Task goal = Type out all the records word for word. Any pictures are to be left out.

[Collected data entries]

=-=-=

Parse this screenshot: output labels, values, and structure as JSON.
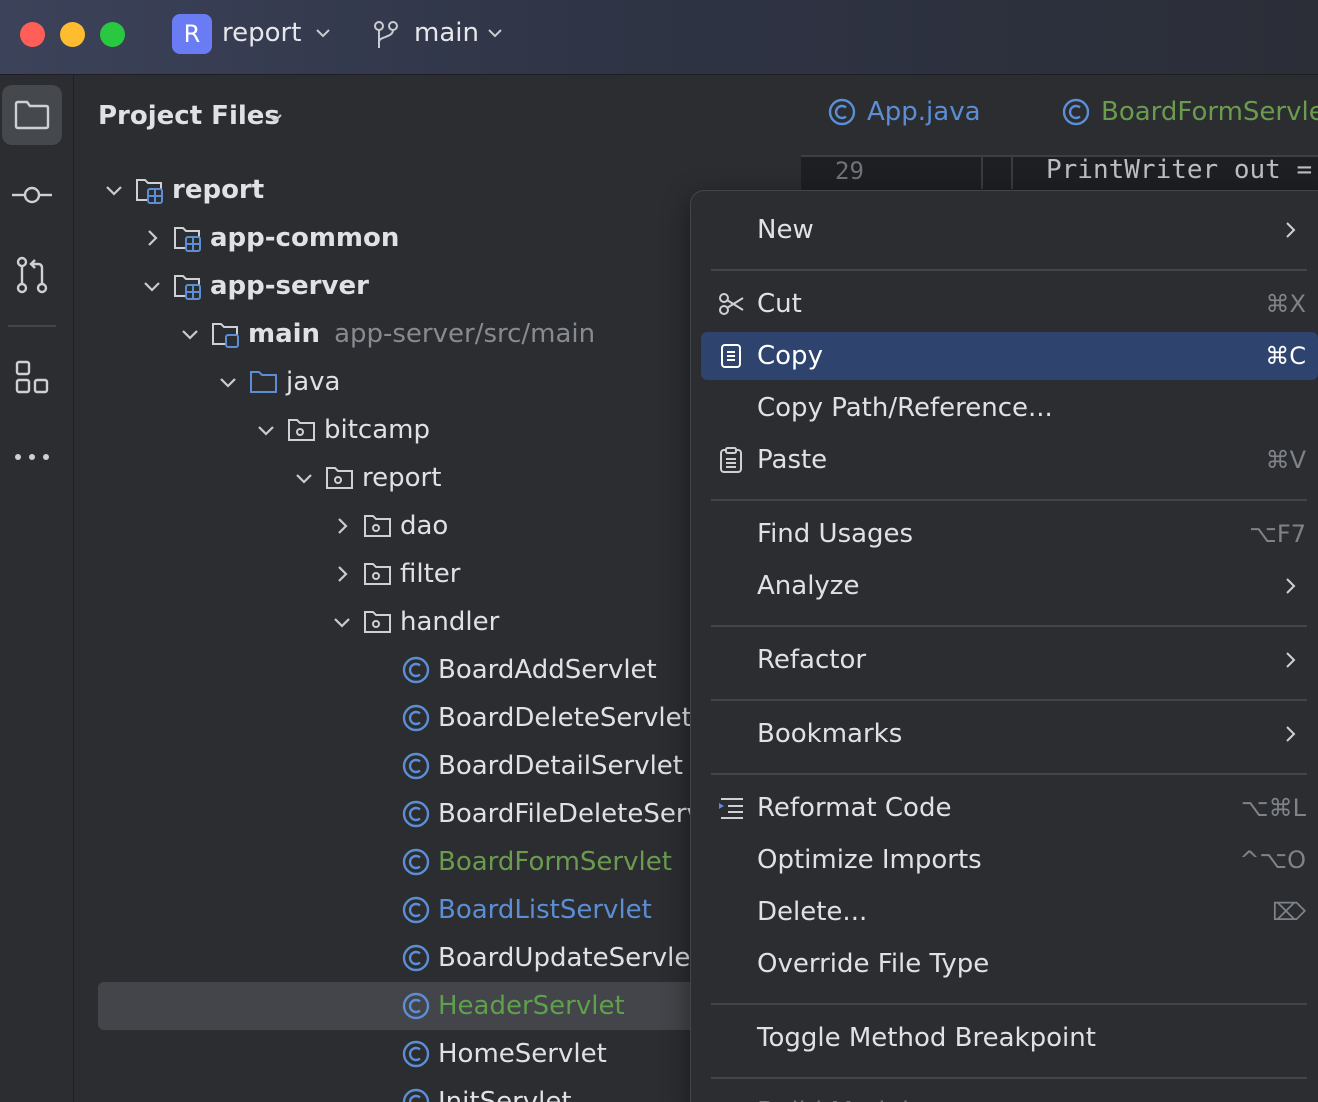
{
  "titlebar": {
    "project_badge": "R",
    "project_name": "report",
    "branch": "main"
  },
  "toolstrip": {
    "icons": [
      "folder-icon",
      "commit-icon",
      "pull-request-icon",
      "structure-icon",
      "more-icon"
    ]
  },
  "panel": {
    "title": "Project Files",
    "tree": [
      {
        "label": "report",
        "style": "bold",
        "icon": "module-folder",
        "expanded": true,
        "level": 0
      },
      {
        "label": "app-common",
        "style": "bold",
        "icon": "module-folder",
        "expanded": false,
        "level": 1
      },
      {
        "label": "app-server",
        "style": "bold",
        "icon": "module-folder",
        "expanded": true,
        "level": 1
      },
      {
        "label": "main",
        "hint": "app-server/src/main",
        "style": "bold",
        "icon": "source-root-folder",
        "expanded": true,
        "level": 2
      },
      {
        "label": "java",
        "style": "normal",
        "icon": "java-folder",
        "expanded": true,
        "level": 3
      },
      {
        "label": "bitcamp",
        "style": "normal",
        "icon": "package-folder",
        "expanded": true,
        "level": 4
      },
      {
        "label": "report",
        "style": "normal",
        "icon": "package-folder",
        "expanded": true,
        "level": 5
      },
      {
        "label": "dao",
        "style": "normal",
        "icon": "package-folder",
        "expanded": false,
        "level": 6
      },
      {
        "label": "filter",
        "style": "normal",
        "icon": "package-folder",
        "expanded": false,
        "level": 6
      },
      {
        "label": "handler",
        "style": "normal",
        "icon": "package-folder",
        "expanded": true,
        "level": 6
      },
      {
        "label": "BoardAddServlet",
        "style": "normal",
        "icon": "class",
        "level": 7
      },
      {
        "label": "BoardDeleteServlet",
        "style": "normal",
        "icon": "class",
        "level": 7
      },
      {
        "label": "BoardDetailServlet",
        "style": "normal",
        "icon": "class",
        "level": 7
      },
      {
        "label": "BoardFileDeleteServ",
        "style": "normal",
        "icon": "class",
        "level": 7
      },
      {
        "label": "BoardFormServlet",
        "style": "green",
        "icon": "class",
        "level": 7
      },
      {
        "label": "BoardListServlet",
        "style": "blue",
        "icon": "class",
        "level": 7
      },
      {
        "label": "BoardUpdateServlet",
        "style": "normal",
        "icon": "class",
        "level": 7
      },
      {
        "label": "HeaderServlet",
        "style": "green2",
        "icon": "class",
        "level": 7,
        "selected": true
      },
      {
        "label": "HomeServlet",
        "style": "normal",
        "icon": "class",
        "level": 7
      },
      {
        "label": "InitServlet",
        "style": "normal",
        "icon": "class",
        "level": 7
      }
    ]
  },
  "editor": {
    "tabs": [
      {
        "label": "App.java",
        "color": "#5b8ed4"
      },
      {
        "label": "BoardFormServlet",
        "color": "#6a9b4f"
      }
    ],
    "line_number": "29",
    "code": "PrintWriter out ="
  },
  "menu": {
    "items": [
      {
        "label": "New",
        "submenu": true
      },
      {
        "sep": true
      },
      {
        "label": "Cut",
        "shortcut": "⌘X",
        "icon": "scissors"
      },
      {
        "label": "Copy",
        "shortcut": "⌘C",
        "icon": "copy",
        "highlighted": true
      },
      {
        "label": "Copy Path/Reference..."
      },
      {
        "label": "Paste",
        "shortcut": "⌘V",
        "icon": "paste"
      },
      {
        "sep": true
      },
      {
        "label": "Find Usages",
        "shortcut": "⌥F7"
      },
      {
        "label": "Analyze",
        "submenu": true
      },
      {
        "sep": true
      },
      {
        "label": "Refactor",
        "submenu": true
      },
      {
        "sep": true
      },
      {
        "label": "Bookmarks",
        "submenu": true
      },
      {
        "sep": true
      },
      {
        "label": "Reformat Code",
        "shortcut": "⌥⌘L",
        "icon": "reformat"
      },
      {
        "label": "Optimize Imports",
        "shortcut": "^⌥O"
      },
      {
        "label": "Delete...",
        "shortcut": "⌦"
      },
      {
        "label": "Override File Type"
      },
      {
        "sep": true
      },
      {
        "label": "Toggle Method Breakpoint"
      },
      {
        "sep": true
      },
      {
        "label": "Build Module",
        "disabled": true
      }
    ]
  }
}
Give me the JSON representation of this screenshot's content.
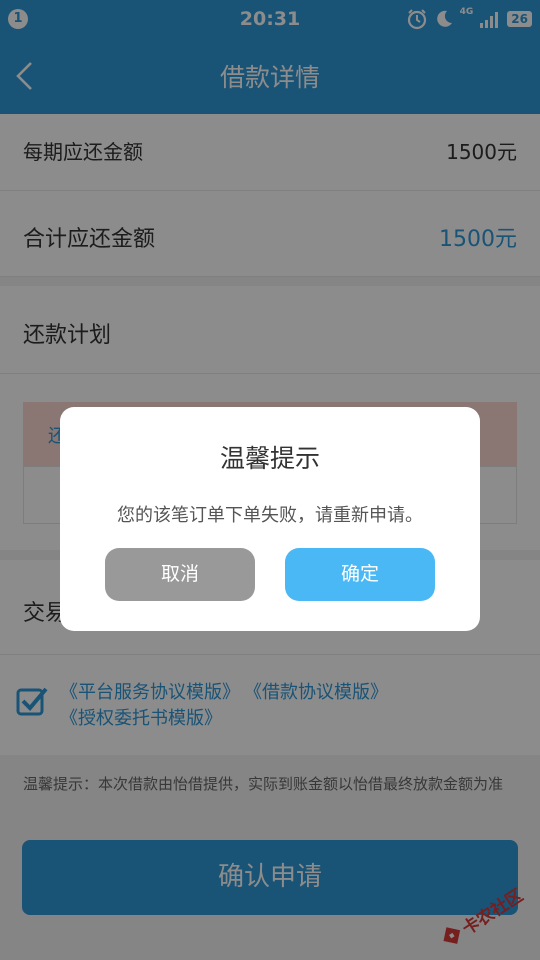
{
  "status_bar": {
    "notification_count": "1",
    "time": "20:31",
    "network": "4G",
    "battery": "26",
    "icons": [
      "alarm-icon",
      "moon-icon",
      "signal-icon"
    ]
  },
  "nav": {
    "title": "借款详情",
    "back_icon": "chevron-left-icon"
  },
  "page": {
    "per_period_label": "每期应还金额",
    "per_period_value": "1500元",
    "total_label": "合计应还金额",
    "total_value": "1500元",
    "plan_label": "还款计划",
    "table_header_partial": "还",
    "transaction_label_partial": "交易",
    "agreements": [
      "《平台服务协议模版》",
      "《借款协议模版》",
      "《授权委托书模版》"
    ],
    "notice": "温馨提示：本次借款由怡借提供，实际到账金额以怡借最终放款金额为准",
    "confirm_button": "确认申请"
  },
  "dialog": {
    "title": "温馨提示",
    "message": "您的该笔订单下单失败，请重新申请。",
    "cancel_button": "取消",
    "ok_button": "确定"
  },
  "watermark": {
    "text": "卡农社区"
  },
  "colors": {
    "primary": "#2f97d8",
    "dialog_ok": "#49b8f5",
    "dialog_cancel": "#999999",
    "total_value": "#2f97d8",
    "table_header": "#fbd9d2"
  }
}
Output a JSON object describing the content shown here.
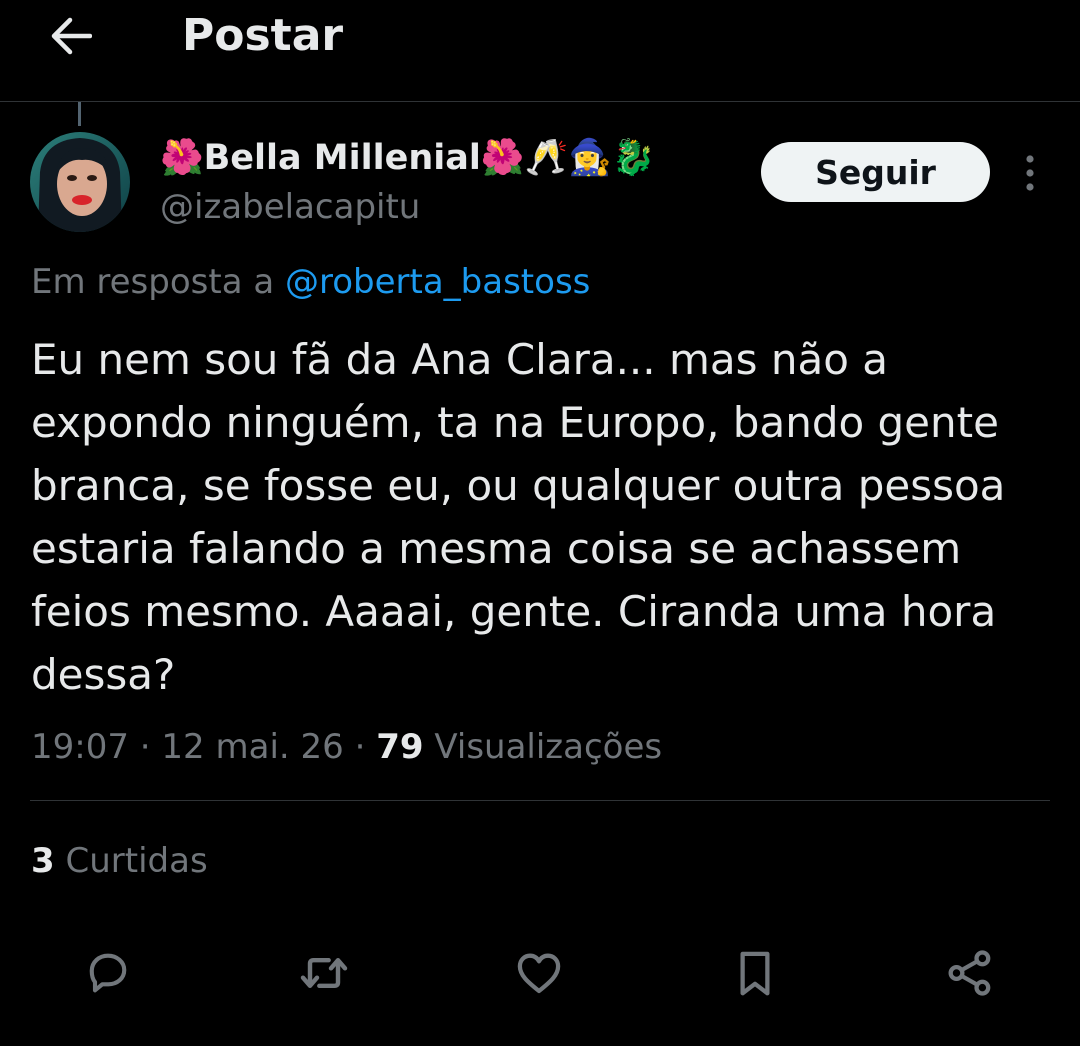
{
  "header": {
    "back_icon": "arrow-left-icon",
    "title": "Postar"
  },
  "author": {
    "display_name": "🌺Bella Millenial🌺🥂🧙‍♀️🐉",
    "handle": "@izabelacapitu",
    "follow_label": "Seguir",
    "more_icon": "more-vertical-icon"
  },
  "reply": {
    "prefix": "Em resposta a ",
    "username": "@roberta_bastoss"
  },
  "post": {
    "text": "Eu nem sou fã da Ana Clara... mas não a\nexpondo ninguém, ta na Europo, bando gente\nbranca, se fosse eu, ou qualquer outra pessoa\nestaria falando a mesma coisa se achassem\nfeios mesmo. Aaaai, gente. Ciranda uma hora\ndessa?",
    "time": "19:07",
    "date": "12 mai. 26",
    "views_count": "79",
    "views_label": " Visualizações",
    "separator": " · "
  },
  "stats": {
    "likes_count": "3",
    "likes_label": " Curtidas"
  },
  "actions": [
    {
      "name": "reply",
      "icon": "reply-bubble-icon"
    },
    {
      "name": "repost",
      "icon": "repost-icon"
    },
    {
      "name": "like",
      "icon": "heart-icon"
    },
    {
      "name": "bookmark",
      "icon": "bookmark-icon"
    },
    {
      "name": "share",
      "icon": "share-icon"
    }
  ],
  "colors": {
    "background": "#000000",
    "text_primary": "#e7e9ea",
    "text_secondary": "#71767b",
    "link": "#1d9bf0",
    "divider": "#2f3336",
    "follow_button_bg": "#eff3f4"
  }
}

=-=-=

Exercise response =
Parse this screenshot: output labels, values, and structure as JSON.
{
  "titlebar": {
    "project_badge": "R",
    "project_name": "report",
    "branch": "main"
  },
  "toolstrip": {
    "icons": [
      "folder-icon",
      "commit-icon",
      "pull-request-icon",
      "structure-icon",
      "more-icon"
    ]
  },
  "panel": {
    "title": "Project Files",
    "tree": [
      {
        "label": "report",
        "style": "bold",
        "icon": "module-folder",
        "expanded": true,
        "level": 0
      },
      {
        "label": "app-common",
        "style": "bold",
        "icon": "module-folder",
        "expanded": false,
        "level": 1
      },
      {
        "label": "app-server",
        "style": "bold",
        "icon": "module-folder",
        "expanded": true,
        "level": 1
      },
      {
        "label": "main",
        "hint": "app-server/src/main",
        "style": "bold",
        "icon": "source-root-folder",
        "expanded": true,
        "level": 2
      },
      {
        "label": "java",
        "style": "normal",
        "icon": "java-folder",
        "expanded": true,
        "level": 3
      },
      {
        "label": "bitcamp",
        "style": "normal",
        "icon": "package-folder",
        "expanded": true,
        "level": 4
      },
      {
        "label": "report",
        "style": "normal",
        "icon": "package-folder",
        "expanded": true,
        "level": 5
      },
      {
        "label": "dao",
        "style": "normal",
        "icon": "package-folder",
        "expanded": false,
        "level": 6
      },
      {
        "label": "filter",
        "style": "normal",
        "icon": "package-folder",
        "expanded": false,
        "level": 6
      },
      {
        "label": "handler",
        "style": "normal",
        "icon": "package-folder",
        "expanded": true,
        "level": 6
      },
      {
        "label": "BoardAddServlet",
        "style": "normal",
        "icon": "class",
        "level": 7
      },
      {
        "label": "BoardDeleteServlet",
        "style": "normal",
        "icon": "class",
        "level": 7
      },
      {
        "label": "BoardDetailServlet",
        "style": "normal",
        "icon": "class",
        "level": 7
      },
      {
        "label": "BoardFileDeleteServ",
        "style": "normal",
        "icon": "class",
        "level": 7
      },
      {
        "label": "BoardFormServlet",
        "style": "green",
        "icon": "class",
        "level": 7
      },
      {
        "label": "BoardListServlet",
        "style": "blue",
        "icon": "class",
        "level": 7
      },
      {
        "label": "BoardUpdateServlet",
        "style": "normal",
        "icon": "class",
        "level": 7
      },
      {
        "label": "HeaderServlet",
        "style": "green2",
        "icon": "class",
        "level": 7,
        "selected": true
      },
      {
        "label": "HomeServlet",
        "style": "normal",
        "icon": "class",
        "level": 7
      },
      {
        "label": "InitServlet",
        "style": "normal",
        "icon": "class",
        "level": 7
      }
    ]
  },
  "editor": {
    "tabs": [
      {
        "label": "App.java",
        "color": "#5b8ed4"
      },
      {
        "label": "BoardFormServlet",
        "color": "#6a9b4f"
      }
    ],
    "line_number": "29",
    "code": "PrintWriter out ="
  },
  "menu": {
    "items": [
      {
        "label": "New",
        "submenu": true
      },
      {
        "sep": true
      },
      {
        "label": "Cut",
        "shortcut": "⌘X",
        "icon": "scissors"
      },
      {
        "label": "Copy",
        "shortcut": "⌘C",
        "icon": "copy",
        "highlighted": true
      },
      {
        "label": "Copy Path/Reference..."
      },
      {
        "label": "Paste",
        "shortcut": "⌘V",
        "icon": "paste"
      },
      {
        "sep": true
      },
      {
        "label": "Find Usages",
        "shortcut": "⌥F7"
      },
      {
        "label": "Analyze",
        "submenu": true
      },
      {
        "sep": true
      },
      {
        "label": "Refactor",
        "submenu": true
      },
      {
        "sep": true
      },
      {
        "label": "Bookmarks",
        "submenu": true
      },
      {
        "sep": true
      },
      {
        "label": "Reformat Code",
        "shortcut": "⌥⌘L",
        "icon": "reformat"
      },
      {
        "label": "Optimize Imports",
        "shortcut": "^⌥O"
      },
      {
        "label": "Delete...",
        "shortcut": "⌦"
      },
      {
        "label": "Override File Type"
      },
      {
        "sep": true
      },
      {
        "label": "Toggle Method Breakpoint"
      },
      {
        "sep": true
      },
      {
        "label": "Build Module",
        "disabled": true
      }
    ]
  }
}
Give me the JSON representation of this screenshot's content.
{
  "status_bar": {
    "notification_count": "1",
    "time": "20:31",
    "network": "4G",
    "battery": "26",
    "icons": [
      "alarm-icon",
      "moon-icon",
      "signal-icon"
    ]
  },
  "nav": {
    "title": "借款详情",
    "back_icon": "chevron-left-icon"
  },
  "page": {
    "per_period_label": "每期应还金额",
    "per_period_value": "1500元",
    "total_label": "合计应还金额",
    "total_value": "1500元",
    "plan_label": "还款计划",
    "table_header_partial": "还",
    "transaction_label_partial": "交易",
    "agreements": [
      "《平台服务协议模版》",
      "《借款协议模版》",
      "《授权委托书模版》"
    ],
    "notice": "温馨提示：本次借款由怡借提供，实际到账金额以怡借最终放款金额为准",
    "confirm_button": "确认申请"
  },
  "dialog": {
    "title": "温馨提示",
    "message": "您的该笔订单下单失败，请重新申请。",
    "cancel_button": "取消",
    "ok_button": "确定"
  },
  "watermark": {
    "text": "卡农社区"
  },
  "colors": {
    "primary": "#2f97d8",
    "dialog_ok": "#49b8f5",
    "dialog_cancel": "#999999",
    "total_value": "#2f97d8",
    "table_header": "#fbd9d2"
  }
}
Output a JSON object describing the content shown here.
{
  "header": {
    "back_icon": "arrow-left-icon",
    "title": "Postar"
  },
  "author": {
    "display_name": "🌺Bella Millenial🌺🥂🧙‍♀️🐉",
    "handle": "@izabelacapitu",
    "follow_label": "Seguir",
    "more_icon": "more-vertical-icon"
  },
  "reply": {
    "prefix": "Em resposta a ",
    "username": "@roberta_bastoss"
  },
  "post": {
    "text": "Eu nem sou fã da Ana Clara... mas não a\nexpondo ninguém, ta na Europo, bando gente\nbranca, se fosse eu, ou qualquer outra pessoa\nestaria falando a mesma coisa se achassem\nfeios mesmo. Aaaai, gente. Ciranda uma hora\ndessa?",
    "time": "19:07",
    "date": "12 mai. 26",
    "views_count": "79",
    "views_label": " Visualizações",
    "separator": " · "
  },
  "stats": {
    "likes_count": "3",
    "likes_label": " Curtidas"
  },
  "actions": [
    {
      "name": "reply",
      "icon": "reply-bubble-icon"
    },
    {
      "name": "repost",
      "icon": "repost-icon"
    },
    {
      "name": "like",
      "icon": "heart-icon"
    },
    {
      "name": "bookmark",
      "icon": "bookmark-icon"
    },
    {
      "name": "share",
      "icon": "share-icon"
    }
  ],
  "colors": {
    "background": "#000000",
    "text_primary": "#e7e9ea",
    "text_secondary": "#71767b",
    "link": "#1d9bf0",
    "divider": "#2f3336",
    "follow_button_bg": "#eff3f4"
  }
}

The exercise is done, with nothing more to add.